American Manufacturing in 2019: What Does Made in America Really Mean?

In March 2019, German automaker Mercedes-Benz came under some light fire from a non-profit consumer watchdog organization called Truth In Advertising (TINA). TINA accused Mercedes of dishonestly claiming its Sprinter van was Made in America when, really, only about 10 percent of the finished product was being constructed in the company’s South Carolina plant. (The rest was assembled in Germany.) As a result of TINA’s complaint, Mercedes pulled the advertising and pivoted its campaign to showcase the local job creation generated by the new $500 million facility.

No harm, no foul, right? Well… While it might not seem like a big deal, this encounter illustrates a really important feature of American manufacturing: It means something. Those three little words—Made in America—carry a lot of weight. People believe in them. They trust in them. So much so, that they are willing to invest in them.

• Material for the task:
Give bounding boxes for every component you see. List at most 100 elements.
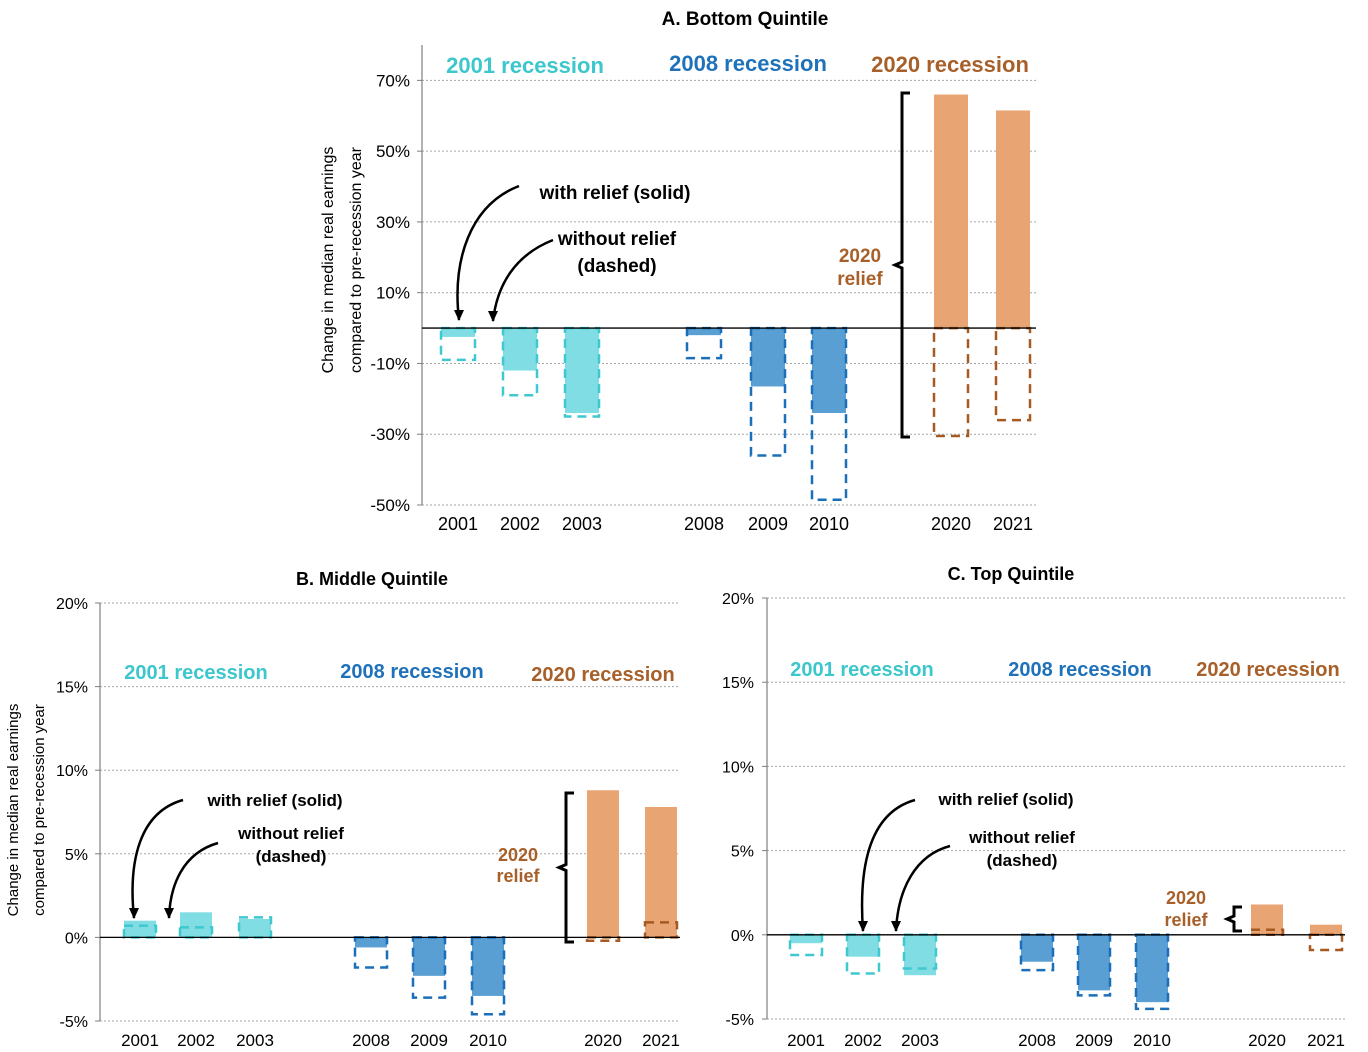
x-tick-label: 2020 [1248,1031,1286,1050]
bar-without-relief-2021 [1308,933,1344,952]
recession-label: 2008 recession [340,661,483,683]
x-tick-label: 2009 [748,514,788,534]
without-relief-annotation: (dashed) [256,847,327,866]
y-tick-label: 10% [56,763,88,780]
bar-with-relief-2002 [503,328,537,371]
x-tick-label: 2003 [236,1031,274,1050]
y-tick-label: 5% [65,847,88,864]
with-relief-annotation: with relief (solid) [206,791,342,810]
y-axis-label-line: compared to pre-recession year [31,704,48,916]
bar-with-relief-2020 [587,790,619,938]
panel-c-top: C. Top Quintile 20% 15% 10% 5% 0% -5% 2001 2002 2… [722,564,1345,1050]
bar-with-relief-2021 [996,110,1030,329]
bar-with-relief-2009 [1078,934,1110,991]
arrow-head [454,310,464,321]
y-tick-label: 70% [376,71,410,90]
y-axis-label-line: compared to pre-recession year [348,146,365,373]
y-axis-label: Change in median real earnings compared t… [5,704,48,917]
bar-with-relief-2020 [934,94,968,329]
annotation-arrow [860,798,916,932]
x-tick-label: 2021 [993,514,1033,534]
y-tick-label: 10% [722,759,754,776]
y-tick-label: 20% [722,591,754,608]
recession-label: 2008 recession [1008,659,1151,681]
arrow-head [164,908,174,919]
y-tick-label: -50% [370,496,410,515]
y-tick-label: 0% [65,930,88,947]
recession-label: 2020 recession [1196,659,1339,681]
bar-with-relief-2002 [180,912,212,938]
bar-with-relief-2008 [355,937,387,948]
annotation-arrow [167,841,219,919]
bar-without-relief-2001 [122,924,158,939]
x-tick-label: 2002 [500,514,540,534]
y-tick-label: 15% [56,680,88,697]
bar-with-relief-2001 [124,920,156,938]
bar-with-relief-2003 [565,328,599,413]
relief-brace [1223,905,1242,933]
x-tick-label: 2002 [844,1031,882,1050]
y-tick-label: 20% [56,596,88,613]
x-tick-label: 2020 [931,514,971,534]
x-tick-label: 2021 [1307,1031,1345,1050]
y-tick-label: -10% [370,354,410,373]
bar-with-relief-2003 [239,919,271,938]
panel-a-bottom: A. Bottom Quintile 70% 50% 30% 10% -10% -30% -5… [320,9,1036,534]
y-tick-label: 30% [376,213,410,232]
relief-brace [891,91,910,439]
x-tick-label: 2001 [121,1031,159,1050]
arrow-head [488,311,498,322]
bar-with-relief-2008 [687,328,721,336]
y-tick-label: 0% [731,928,754,945]
bar-with-relief-2010 [1136,934,1168,1003]
chart-title: B. Middle Quintile [296,569,448,589]
x-tick-label: 2001 [787,1031,825,1050]
annotation-arrow [131,798,184,919]
relief-brace [555,791,574,944]
bar-with-relief-2009 [751,328,785,387]
without-relief-annotation: without relief [968,828,1075,847]
x-tick-label: 2009 [410,1031,448,1050]
relief-label: 2020 [839,246,881,267]
y-tick-label: 10% [376,284,410,303]
x-tick-label: 2003 [901,1031,939,1050]
y-axis-label: Change in median real earnings compared t… [320,146,365,373]
relief-label: relief [1164,910,1208,930]
with-relief-annotation: with relief (solid) [539,183,691,204]
bar-without-relief-2020 [932,326,970,438]
x-tick-label: 2020 [584,1031,622,1050]
x-tick-label: 2008 [684,514,724,534]
y-tick-label: -30% [370,425,410,444]
relief-label: 2020 [498,845,538,865]
bar-without-relief-2021 [994,326,1032,422]
y-tick-label: 5% [731,844,754,861]
bar-with-relief-2008 [1021,934,1053,962]
x-tick-label: 2002 [177,1031,215,1050]
x-tick-label: 2010 [809,514,849,534]
without-relief-annotation: without relief [557,229,677,250]
x-tick-label: 2001 [438,514,478,534]
x-tick-label: 2021 [642,1031,680,1050]
chart-title: C. Top Quintile [948,564,1075,584]
chart-title: A. Bottom Quintile [662,9,829,30]
annotation-arrow [894,844,951,932]
recession-label: 2001 recession [446,53,604,78]
arrow-head [891,921,901,932]
y-tick-label: -5% [60,1014,88,1031]
recession-label: 2008 recession [669,51,827,76]
arrow-head [129,908,139,919]
x-tick-label: 2010 [469,1031,507,1050]
bar-with-relief-2001 [790,934,822,944]
bar-with-relief-2009 [413,937,445,976]
bar-with-relief-2010 [472,937,504,996]
x-tick-label: 2008 [352,1031,390,1050]
recession-label: 2020 recession [531,664,674,686]
y-tick-label: 50% [376,142,410,161]
bar-with-relief-2001 [441,328,475,337]
y-tick-label: -5% [726,1012,754,1029]
without-relief-annotation: (dashed) [987,851,1058,870]
x-tick-label: 2010 [1133,1031,1171,1050]
without-relief-annotation: (dashed) [577,256,656,277]
bar-with-relief-2021 [645,806,677,938]
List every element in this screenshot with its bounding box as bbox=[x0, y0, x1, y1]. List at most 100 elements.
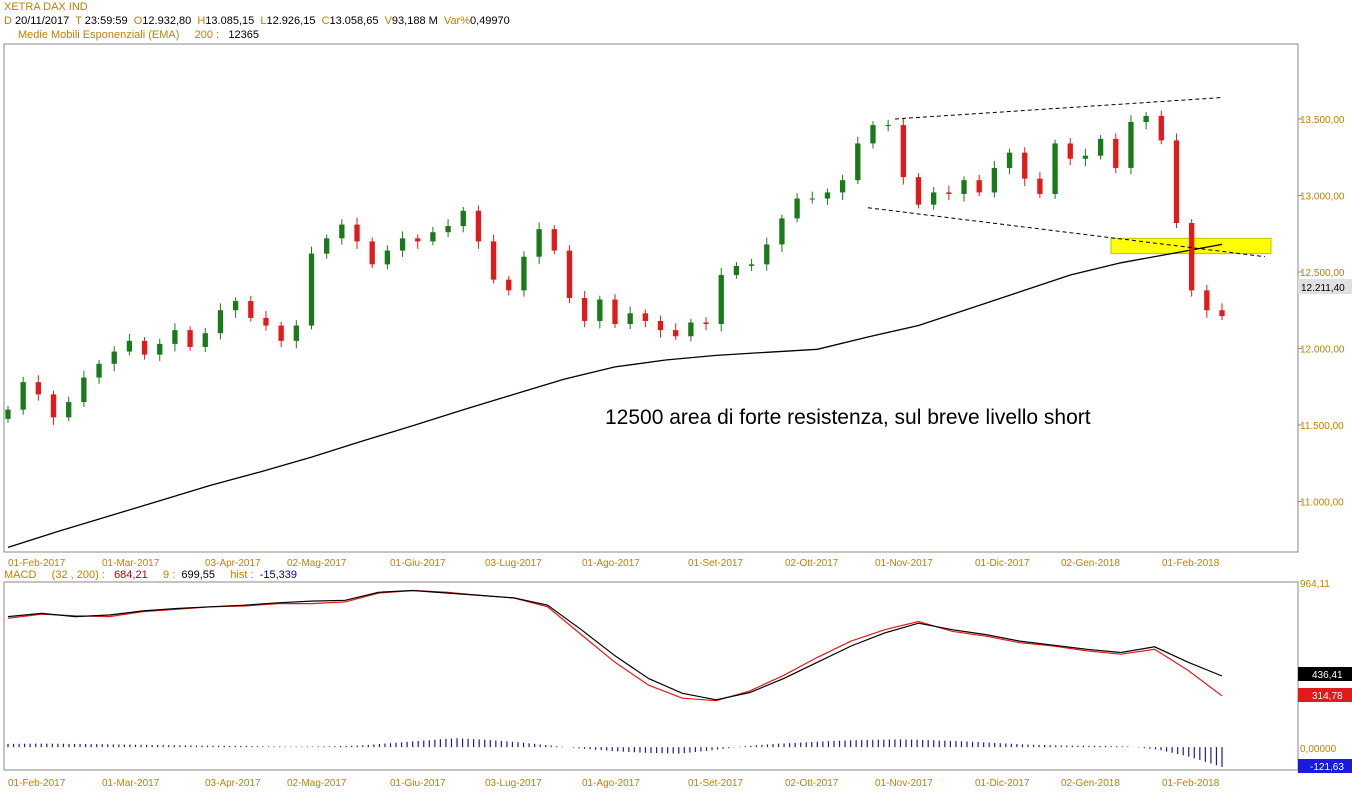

• Complete the following:
1. Retype the listing's lines exactly, starting with the line containing "x-tick-label: 2020 [1248,1031,1286,1050]" and going on through the line containing "y-tick-label: -50% [370,496,410,515]".
2. Continue the piece on what "Made in America" means for American manufacturing from the point where it stops.

• Answer set:
1.
x-tick-label: 2020 [1248,1031,1286,1050]
bar-without-relief-2021 [1308,933,1344,952]
recession-label: 2008 recession [340,661,483,683]
x-tick-label: 2009 [748,514,788,534]
without-relief-annotation: (dashed) [256,847,327,866]
y-tick-label: 10% [56,763,88,780]
bar-with-relief-2002 [503,328,537,371]
x-tick-label: 2003 [236,1031,274,1050]
y-tick-label: 5% [65,847,88,864]
with-relief-annotation: with relief (solid) [206,791,342,810]
y-axis-label-line: compared to pre-recession year [31,704,48,916]
bar-with-relief-2020 [587,790,619,938]
panel-c-top: C. Top Quintile 20% 15% 10% 5% 0% -5% 2001 2002 2… [722,564,1345,1050]
bar-with-relief-2021 [996,110,1030,329]
bar-with-relief-2009 [1078,934,1110,991]
arrow-head [454,310,464,321]
y-tick-label: 70% [376,71,410,90]
y-axis-label-line: compared to pre-recession year [348,146,365,373]
y-axis-label: Change in median real earnings compared t… [5,704,48,917]
bar-with-relief-2020 [934,94,968,329]
annotation-arrow [860,798,916,932]
x-tick-label: 2021 [993,514,1033,534]
y-tick-label: 10% [722,759,754,776]
y-tick-label: 20% [722,591,754,608]
recession-label: 2008 recession [1008,659,1151,681]
arrow-head [164,908,174,919]
y-tick-label: -50% [370,496,410,515]

2.
For decades now, the prevalence of American manufacturing has been on the decline. Outsourcing, a lack of skilled labor, and the slow uptick of automation have taken their toll. However, recently, there has been a noticeable rise in both a demand and support for homegrown goods, with several manufacturers advertising their return to American soil, as those who stayed and weathered the recessive storm receive outspoken consumer praise.

But why does it matter that a product be made in the USA? What makes American manufacturing so desirable that consumers actively seek it—and some companies go so far as to fake it?

Mercedes dishonestly played up the American manufacturing of its Sprinter Van by labeling it "made in the USA."
Mercedes-Benz pulled the plug on its “Built in the USA” campaign, after a consumer watchdog group determined it to be a false claim. Source: Truth in Advertising

Star-Spangled Heart

Ironically, many of the forces currently threatening U.S. manufacturing are the very things which shaped it into a golden standard. Sure, no one enjoys overzealous regulations. They bite into profits and often create a mess of red tape for workers, management, and everyone in between. But, it’s largely thanks to federally-mandated safety protocols and quality assurances that American factories are among the safest in the world, producing some of the safest goods.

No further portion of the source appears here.